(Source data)
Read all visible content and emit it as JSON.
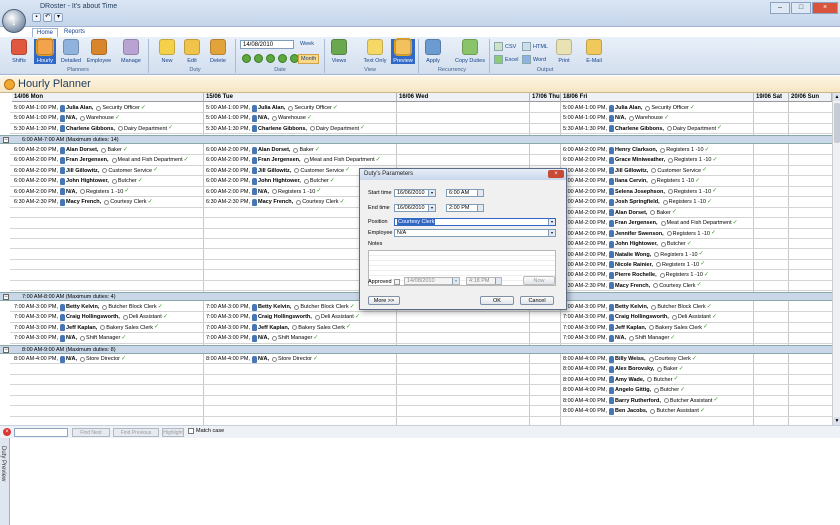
{
  "window": {
    "title": "DRoster - It's about Time"
  },
  "tabs": [
    "Home",
    "Reports"
  ],
  "ribbon": {
    "planner_buttons": [
      "Shifts",
      "Hourly",
      "Detailed",
      "Employee",
      "Manage"
    ],
    "duty_buttons": [
      "New",
      "Edit",
      "Delete"
    ],
    "date_value": "14/08/2010",
    "view_buttons": [
      "Week",
      "Month",
      "Views",
      "Text Only",
      "Preview"
    ],
    "recurrency_buttons": [
      "Apply",
      "Copy Duties"
    ],
    "output_buttons": [
      "CSV",
      "HTML",
      "Excel",
      "Word",
      "Print",
      "E-Mail"
    ],
    "groups": [
      "Planners",
      "Duty",
      "Date",
      "View",
      "Recurrency",
      "Output"
    ]
  },
  "header": {
    "title": "Hourly Planner"
  },
  "days": [
    "14/06 Mon",
    "15/06 Tue",
    "16/06 Wed",
    "17/06 Thu",
    "18/06 Fri",
    "19/06 Sat",
    "20/06 Sun"
  ],
  "groups": [
    {
      "label": "6:00 AM-7:00 AM (Maximum duties: 14)"
    },
    {
      "label": "7:00 AM-8:00 AM (Maximum duties: 4)"
    },
    {
      "label": "8:00 AM-9:00 AM (Maximum duties: 8)"
    }
  ],
  "top_rows": [
    {
      "mon": [
        "5:00 AM-1:00 PM,",
        "Julia Alan,",
        "Security Officer"
      ],
      "tue": [
        "5:00 AM-1:00 PM,",
        "Julia Alan,",
        "Security Officer"
      ],
      "fri": [
        "5:00 AM-1:00 PM,",
        "Julia Alan,",
        "Security Officer"
      ]
    },
    {
      "mon": [
        "5:00 AM-1:00 PM,",
        "N/A,",
        "Warehouse"
      ],
      "tue": [
        "5:00 AM-1:00 PM,",
        "N/A,",
        "Warehouse"
      ],
      "fri": [
        "5:00 AM-1:00 PM,",
        "N/A,",
        "Warehouse"
      ]
    },
    {
      "mon": [
        "5:30 AM-1:30 PM,",
        "Charlene Gibbons,",
        "Dairy Department"
      ],
      "tue": [
        "5:30 AM-1:30 PM,",
        "Charlene Gibbons,",
        "Dairy Department"
      ],
      "fri": [
        "5:30 AM-1:30 PM,",
        "Charlene Gibbons,",
        "Dairy Department"
      ]
    }
  ],
  "g1_rows": [
    {
      "mon": [
        "6:00 AM-2:00 PM,",
        "Alan Dorset,",
        "Baker"
      ],
      "tue": [
        "6:00 AM-2:00 PM,",
        "Alan Dorset,",
        "Baker"
      ],
      "fri": [
        "6:00 AM-2:00 PM,",
        "Henry Clarkson,",
        "Registers 1 -10"
      ]
    },
    {
      "mon": [
        "6:00 AM-2:00 PM,",
        "Fran Jergensen,",
        "Meat and Fish Department"
      ],
      "tue": [
        "6:00 AM-2:00 PM,",
        "Fran Jergensen,",
        "Meat and Fish Department"
      ],
      "fri": [
        "6:00 AM-2:00 PM,",
        "Grace Miniweather,",
        "Registers 1 -10"
      ]
    },
    {
      "mon": [
        "6:00 AM-2:00 PM,",
        "Jill Gillowitz,",
        "Customer Service"
      ],
      "tue": [
        "6:00 AM-2:00 PM,",
        "Jill Gillowitz,",
        "Customer Service"
      ],
      "fri": [
        "6:00 AM-2:00 PM,",
        "Jill Gillowitz,",
        "Customer Service"
      ]
    },
    {
      "mon": [
        "6:00 AM-2:00 PM,",
        "John Hightower,",
        "Butcher"
      ],
      "tue": [
        "6:00 AM-2:00 PM,",
        "John Hightower,",
        "Butcher"
      ],
      "fri": [
        "6:00 AM-2:00 PM,",
        "Ilana Cervin,",
        "Registers 1 -10"
      ]
    },
    {
      "mon": [
        "6:00 AM-2:00 PM,",
        "N/A,",
        "Registers 1 -10"
      ],
      "tue": [
        "6:00 AM-2:00 PM,",
        "N/A,",
        "Registers 1 -10"
      ],
      "fri": [
        "6:00 AM-2:00 PM,",
        "Selena Josephson,",
        "Registers 1 -10"
      ]
    },
    {
      "mon": [
        "6:30 AM-2:30 PM,",
        "Macy French,",
        "Courtesy Clerk"
      ],
      "tue": [
        "6:30 AM-2:30 PM,",
        "Macy French,",
        "Courtesy Clerk"
      ],
      "fri": [
        "6:00 AM-2:00 PM,",
        "Josh Springfield,",
        "Registers 1 -10"
      ]
    },
    {
      "fri": [
        "6:00 AM-2:00 PM,",
        "Alan Dorset,",
        "Baker"
      ]
    },
    {
      "fri": [
        "6:00 AM-2:00 PM,",
        "Fran Jergensen,",
        "Meat and Fish Department"
      ]
    },
    {
      "fri": [
        "6:00 AM-2:00 PM,",
        "Jennifer Swenson,",
        "Registers 1 -10"
      ]
    },
    {
      "fri": [
        "6:00 AM-2:00 PM,",
        "John Hightower,",
        "Butcher"
      ]
    },
    {
      "fri": [
        "6:00 AM-2:00 PM,",
        "Natalie Wong,",
        "Registers 1 -10"
      ]
    },
    {
      "fri": [
        "6:00 AM-2:00 PM,",
        "Nicole Rainier,",
        "Registers 1 -10"
      ]
    },
    {
      "fri": [
        "6:00 AM-2:00 PM,",
        "Pierre Rochelle,",
        "Registers 1 -10"
      ]
    },
    {
      "fri": [
        "6:30 AM-2:30 PM,",
        "Macy French,",
        "Courtesy Clerk"
      ]
    }
  ],
  "g2_rows": [
    {
      "mon": [
        "7:00 AM-3:00 PM,",
        "Betty Kelvin,",
        "Butcher Block Clerk"
      ],
      "tue": [
        "7:00 AM-3:00 PM,",
        "Betty Kelvin,",
        "Butcher Block Clerk"
      ],
      "fri": [
        "7:00 AM-3:00 PM,",
        "Betty Kelvin,",
        "Butcher Block Clerk"
      ]
    },
    {
      "mon": [
        "7:00 AM-3:00 PM,",
        "Craig Hollingsworth,",
        "Deli Assistant"
      ],
      "tue": [
        "7:00 AM-3:00 PM,",
        "Craig Hollingsworth,",
        "Deli Assistant"
      ],
      "fri": [
        "7:00 AM-3:00 PM,",
        "Craig Hollingsworth,",
        "Deli Assistant"
      ]
    },
    {
      "mon": [
        "7:00 AM-3:00 PM,",
        "Jeff Kaplan,",
        "Bakery Sales Clerk"
      ],
      "tue": [
        "7:00 AM-3:00 PM,",
        "Jeff Kaplan,",
        "Bakery Sales Clerk"
      ],
      "fri": [
        "7:00 AM-3:00 PM,",
        "Jeff Kaplan,",
        "Bakery Sales Clerk"
      ]
    },
    {
      "mon": [
        "7:00 AM-3:00 PM,",
        "N/A,",
        "Shift Manager"
      ],
      "tue": [
        "7:00 AM-3:00 PM,",
        "N/A,",
        "Shift Manager"
      ],
      "fri": [
        "7:00 AM-3:00 PM,",
        "N/A,",
        "Shift Manager"
      ]
    }
  ],
  "g3_rows": [
    {
      "mon": [
        "8:00 AM-4:00 PM,",
        "N/A,",
        "Store Director"
      ],
      "tue": [
        "8:00 AM-4:00 PM,",
        "N/A,",
        "Store Director"
      ],
      "fri": [
        "8:00 AM-4:00 PM,",
        "Billy Weiss,",
        "Courtesy Clerk"
      ]
    },
    {
      "fri": [
        "8:00 AM-4:00 PM,",
        "Alex Borovsky,",
        "Baker"
      ]
    },
    {
      "fri": [
        "8:00 AM-4:00 PM,",
        "Amy Wade,",
        "Butcher"
      ]
    },
    {
      "fri": [
        "8:00 AM-4:00 PM,",
        "Angelo Gittig,",
        "Butcher"
      ]
    },
    {
      "fri": [
        "8:00 AM-4:00 PM,",
        "Barry Rutherford,",
        "Butcher Assistant"
      ]
    },
    {
      "fri": [
        "8:00 AM-4:00 PM,",
        "Ben Jacobs,",
        "Butcher Assistant"
      ]
    }
  ],
  "findbar": {
    "buttons": [
      "Find Next",
      "Find Previous",
      "Highlight"
    ],
    "match_case": "Match case"
  },
  "sidebar": {
    "label": "Duty Preview"
  },
  "dialog": {
    "title": "Duty's Parameters",
    "start_label": "Start time",
    "start_date": "16/06/2010",
    "start_time": "6:00 AM",
    "end_label": "End time",
    "end_date": "16/06/2010",
    "end_time": "2:00 PM",
    "position_label": "Position",
    "position_value": "Courtesy Clerk",
    "employee_label": "Employee",
    "employee_value": "N/A",
    "notes_label": "Notes",
    "approved_label": "Approved",
    "approved_date": "14/08/2010",
    "approved_time": "4:18 PM",
    "now_button": "Now",
    "more_button": "More >>",
    "ok_button": "OK",
    "cancel_button": "Cancel"
  }
}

Written task> Lines from the records above that hold "Maximum" are the ones to list.

Response>
      "label": "6:00 AM-7:00 AM (Maximum duties: 14)"
      "label": "7:00 AM-8:00 AM (Maximum duties: 4)"
      "label": "8:00 AM-9:00 AM (Maximum duties: 8)"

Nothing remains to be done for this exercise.